## SET PROBLEM
Drop the pictures; give again exactly the lines from the one holding "Output the text content of this document." through the end of the data.
-- start DATA SHOWN --
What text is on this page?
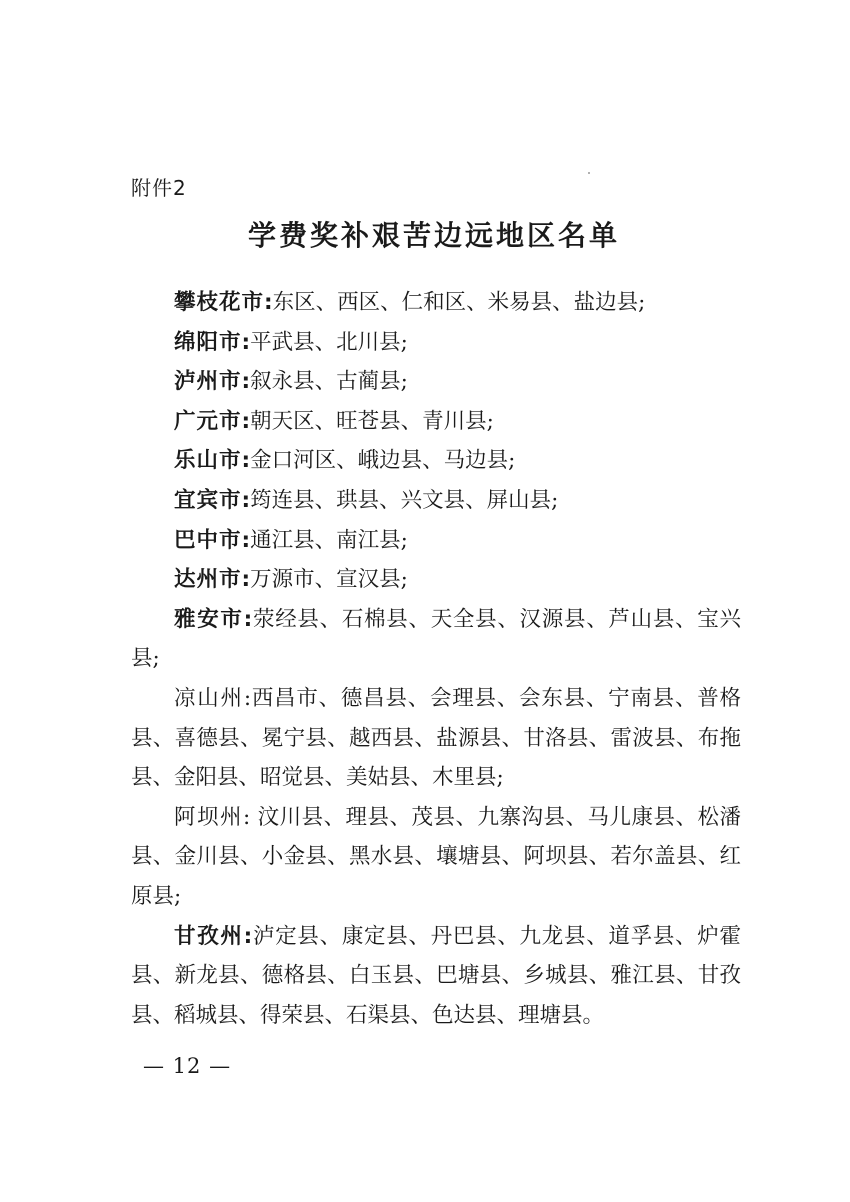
附件2
学费奖补艰苦边远地区名单

攀枝花市:东区、西区、仁和区、米易县、盐边县;

绵阳市:平武县、北川县;

泸州市:叙永县、古蔺县;

广元市:朝天区、旺苍县、青川县;

乐山市:金口河区、峨边县、马边县;

宜宾市:筠连县、珙县、兴文县、屏山县;

巴中市:通江县、南江县;

达州市:万源市、宣汉县;

雅安市:荥经县、石棉县、天全县、汉源县、芦山县、宝兴县;

凉山州:西昌市、德昌县、会理县、会东县、宁南县、普格县、喜德县、冕宁县、越西县、盐源县、甘洛县、雷波县、布拖县、金阳县、昭觉县、美姑县、木里县;

阿坝州: 汶川县、理县、茂县、九寨沟县、马儿康县、松潘县、金川县、小金县、黑水县、壤塘县、阿坝县、若尔盖县、红原县;

甘孜州:泸定县、康定县、丹巴县、九龙县、道孚县、炉霍县、新龙县、德格县、白玉县、巴塘县、乡城县、雅江县、甘孜县、稻城县、得荣县、石渠县、色达县、理塘县。

— 12 —
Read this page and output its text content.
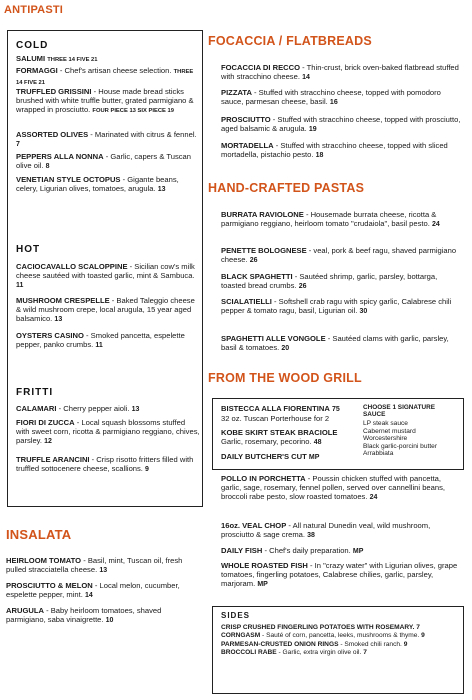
ANTIPASTI
COLD
SALUMI THREE 14 FIVE 21
FORMAGGI - Chef's artisan cheese selection. THREE 14 FIVE 21
TRUFFLED GRISSINI - House made bread sticks brushed with white truffle butter, grated parmigiano & wrapped in prosciutto. FOUR PIECE 13 SIX PIECE 19
ASSORTED OLIVES - Marinated with citrus & fennel. 7
PEPPERS ALLA NONNA - Garlic, capers & Tuscan olive oil. 8
VENETIAN STYLE OCTOPUS - Gigante beans, celery, Ligurian olives, tomatoes, arugula. 13
HOT
CACIOCAVALLO SCALOPPINE - Sicilian cow's milk cheese sautéed with toasted garlic, mint & Sambuca. 11
MUSHROOM CRESPELLE - Baked Taleggio cheese & wild mushroom crepe, local arugula, 15 year aged balsamico. 13
OYSTERS CASINO - Smoked pancetta, espelette pepper, panko crumbs. 11
FRITTI
CALAMARI - Cherry pepper aioli. 13
FIORI DI ZUCCA - Local squash blossoms stuffed with sweet corn, ricotta & parmigiano reggiano, chives, parsley. 12
TRUFFLE ARANCINI - Crisp risotto fritters filled with truffled sottocenere cheese, scallions. 9
INSALATA
HEIRLOOM TOMATO - Basil, mint, Tuscan oil, fresh pulled stracciatella cheese. 13
PROSCIUTTO & MELON - Local melon, cucumber, espelette pepper, mint. 14
ARUGULA - Baby heirloom tomatoes, shaved parmigiano, saba vinaigrette. 10
FOCACCIA / FLATBREADS
FOCACCIA DI RECCO - Thin-crust, brick oven-baked flatbread stuffed with stracchino cheese. 14
PIZZATA - Stuffed with stracchino cheese, topped with pomodoro sauce, parmesan cheese, basil. 16
PROSCIUTTO - Stuffed with stracchino cheese, topped with prosciutto, aged balsamic & arugula. 19
MORTADELLA - Stuffed with stracchino cheese, topped with sliced mortadella, pistachio pesto. 18
HAND-CRAFTED PASTAS
BURRATA RAVIOLONE - Housemade burrata cheese, ricotta & parmigiano reggiano, heirloom tomato "crudaiola", basil pesto. 24
PENETTE BOLOGNESE - veal, pork & beef ragu, shaved parmigiano cheese. 26
BLACK SPAGHETTI - Sautéed shrimp, garlic, parsley, bottarga, toasted bread crumbs. 26
SCIALATIELLI - Softshell crab ragu with spicy garlic, Calabrese chili pepper & tomato ragu, basil, Ligurian oil. 30
SPAGHETTI ALLE VONGOLE - Sautéed clams with garlic, parsley, basil & tomatoes. 20
FROM THE WOOD GRILL
BISTECCA ALLA FIORENTINA 75

32 oz. Tuscan Porterhouse for 2

KOBE SKIRT STEAK BRACIOLE

Garlic, rosemary, pecorino. 48

DAILY BUTCHER'S CUT MP
CHOOSE 1 SIGNATURE SAUCE
LP steak sauce
Cabernet mustard
Worcestershire
Black garlic-porcini butter
Arrabbiata
POLLO IN PORCHETTA - Poussin chicken stuffed with pancetta, garlic, sage, rosemary, fennel pollen, served over cannellini beans, broccoli rabe pesto, slow roasted tomatoes. 24
16oz. VEAL CHOP - All natural Dunedin veal, wild mushroom, prosciutto & sage crema. 38
DAILY FISH - Chef's daily preparation. MP
WHOLE ROASTED FISH - In "crazy water" with Ligurian olives, grape tomatoes, fingerling potatoes, Calabrese chilies, garlic, parsley, marjoram. MP
SIDES
CRISP CRUSHED FINGERLING POTATOES WITH ROSEMARY. 7
CORNGASM - Sauté of corn, pancetta, leeks, mushrooms & thyme. 9
PARMESAN-CRUSTED ONION RINGS - Smoked chili ranch. 9
BROCCOLI RABE - Garlic, extra virgin olive oil. 7
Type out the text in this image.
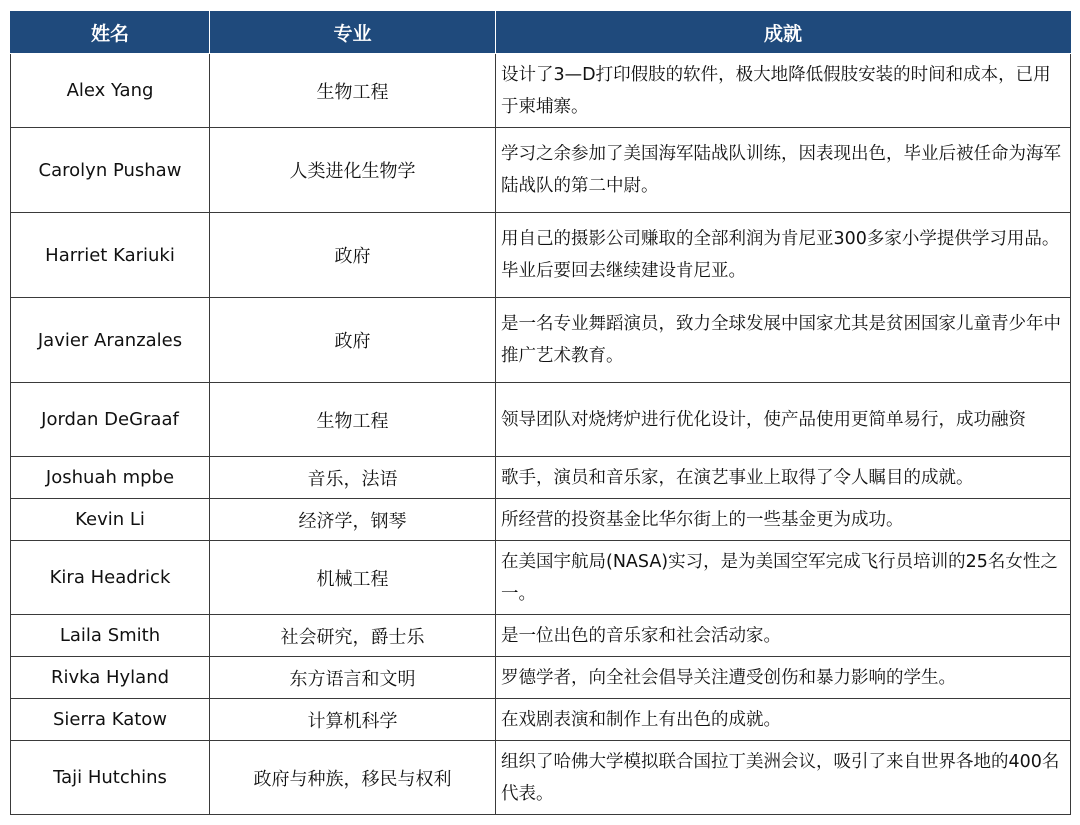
姓名	专业	成就
Alex Yang	生物工程	设计了3—D打印假肢的软件，极大地降低假肢安装的时间和成本，已用于柬埔寨。
Carolyn Pushaw	人类进化生物学	学习之余参加了美国海军陆战队训练，因表现出色，毕业后被任命为海军陆战队的第二中尉。
Harriet Kariuki	政府	用自己的摄影公司赚取的全部利润为肯尼亚300多家小学提供学习用品。毕业后要回去继续建设肯尼亚。
Javier Aranzales	政府	是一名专业舞蹈演员，致力全球发展中国家尤其是贫困国家儿童青少年中推广艺术教育。
Jordan DeGraaf	生物工程	领导团队对烧烤炉进行优化设计，使产品使用更简单易行，成功融资
Joshuah mpbe	音乐，法语	歌手，演员和音乐家，在演艺事业上取得了令人瞩目的成就。
Kevin Li	经济学，钢琴	所经营的投资基金比华尔街上的一些基金更为成功。
Kira Headrick	机械工程	在美国宇航局(NASA)实习，是为美国空军完成飞行员培训的25名女性之一。
Laila Smith	社会研究，爵士乐	是一位出色的音乐家和社会活动家。
Rivka Hyland	东方语言和文明	罗德学者，向全社会倡导关注遭受创伤和暴力影响的学生。
Sierra Katow	计算机科学	在戏剧表演和制作上有出色的成就。
Taji Hutchins	政府与种族，移民与权利	组织了哈佛大学模拟联合国拉丁美洲会议，吸引了来自世界各地的400名代表。
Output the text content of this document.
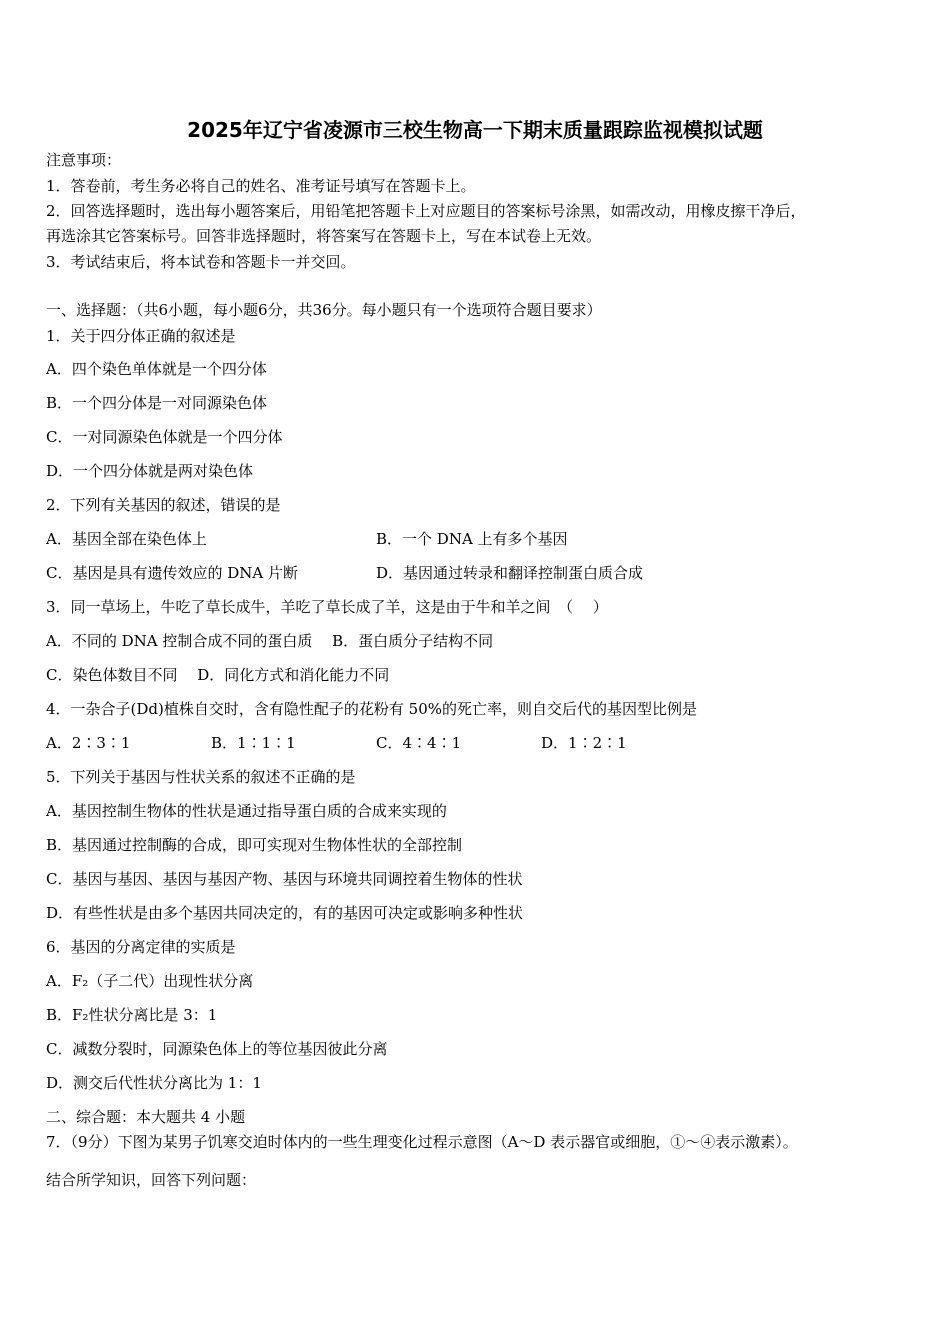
2025年辽宁省凌源市三校生物高一下期末质量跟踪监视模拟试题
注意事项：
1．答卷前，考生务必将自己的姓名、准考证号填写在答题卡上。
2．回答选择题时，选出每小题答案后，用铅笔把答题卡上对应题目的答案标号涂黑，如需改动，用橡皮擦干净后，
再选涂其它答案标号。回答非选择题时，将答案写在答题卡上，写在本试卷上无效。
3．考试结束后，将本试卷和答题卡一并交回。
一、选择题：（共6小题，每小题6分，共36分。每小题只有一个选项符合题目要求）
1．关于四分体正确的叙述是
A．四个染色单体就是一个四分体
B．一个四分体是一对同源染色体
C．一对同源染色体就是一个四分体
D．一个四分体就是两对染色体
2．下列有关基因的叙述，错误的是
A．基因全部在染色体上	B．一个 DNA 上有多个基因
C．基因是具有遗传效应的 DNA 片断	D．基因通过转录和翻译控制蛋白质合成
3．同一草场上，牛吃了草长成牛，羊吃了草长成了羊，这是由于牛和羊之间　（　 ）
A．不同的 DNA 控制合成不同的蛋白质　 B．蛋白质分子结构不同
C．染色体数目不同　 D．同化方式和消化能力不同
4．一杂合子(Dd)植株自交时，含有隐性配子的花粉有 50%的死亡率，则自交后代的基因型比例是
A．2∶3∶1	B．1∶1∶1	C．4∶4∶1	D．1∶2∶1
5．下列关于基因与性状关系的叙述不正确的是
A．基因控制生物体的性状是通过指导蛋白质的合成来实现的
B．基因通过控制酶的合成，即可实现对生物体性状的全部控制
C．基因与基因、基因与基因产物、基因与环境共同调控着生物体的性状
D．有些性状是由多个基因共同决定的，有的基因可决定或影响多种性状
6．基因的分离定律的实质是
A．F₂（子二代）出现性状分离
B．F₂性状分离比是 3：1
C．减数分裂时，同源染色体上的等位基因彼此分离
D．测交后代性状分离比为 1：1
二、综合题：本大题共 4 小题
7．（9分）下图为某男子饥寒交迫时体内的一些生理变化过程示意图（A～D 表示器官或细胞，①～④表示激素）。
结合所学知识，回答下列问题：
-- end DATA SHOWN --
## TASK SOLUTION
Output the text content of this document.
2025年辽宁省凌源市三校生物高一下期末质量跟踪监视模拟试题
注意事项：
1．答卷前，考生务必将自己的姓名、准考证号填写在答题卡上。
2．回答选择题时，选出每小题答案后，用铅笔把答题卡上对应题目的答案标号涂黑，如需改动，用橡皮擦干净后，
再选涂其它答案标号。回答非选择题时，将答案写在答题卡上，写在本试卷上无效。
3．考试结束后，将本试卷和答题卡一并交回。
一、选择题：（共6小题，每小题6分，共36分。每小题只有一个选项符合题目要求）
1．关于四分体正确的叙述是
A．四个染色单体就是一个四分体
B．一个四分体是一对同源染色体
C．一对同源染色体就是一个四分体
D．一个四分体就是两对染色体
2．下列有关基因的叙述，错误的是
A．基因全部在染色体上	B．一个 DNA 上有多个基因
C．基因是具有遗传效应的 DNA 片断	D．基因通过转录和翻译控制蛋白质合成
3．同一草场上，牛吃了草长成牛，羊吃了草长成了羊，这是由于牛和羊之间　（　 ）
A．不同的 DNA 控制合成不同的蛋白质　 B．蛋白质分子结构不同
C．染色体数目不同　 D．同化方式和消化能力不同
4．一杂合子(Dd)植株自交时，含有隐性配子的花粉有 50%的死亡率，则自交后代的基因型比例是
A．2∶3∶1	B．1∶1∶1	C．4∶4∶1	D．1∶2∶1
5．下列关于基因与性状关系的叙述不正确的是
A．基因控制生物体的性状是通过指导蛋白质的合成来实现的
B．基因通过控制酶的合成，即可实现对生物体性状的全部控制
C．基因与基因、基因与基因产物、基因与环境共同调控着生物体的性状
D．有些性状是由多个基因共同决定的，有的基因可决定或影响多种性状
6．基因的分离定律的实质是
A．F₂（子二代）出现性状分离
B．F₂性状分离比是 3：1
C．减数分裂时，同源染色体上的等位基因彼此分离
D．测交后代性状分离比为 1：1
二、综合题：本大题共 4 小题
7．（9分）下图为某男子饥寒交迫时体内的一些生理变化过程示意图（A～D 表示器官或细胞，①～④表示激素）。
结合所学知识，回答下列问题：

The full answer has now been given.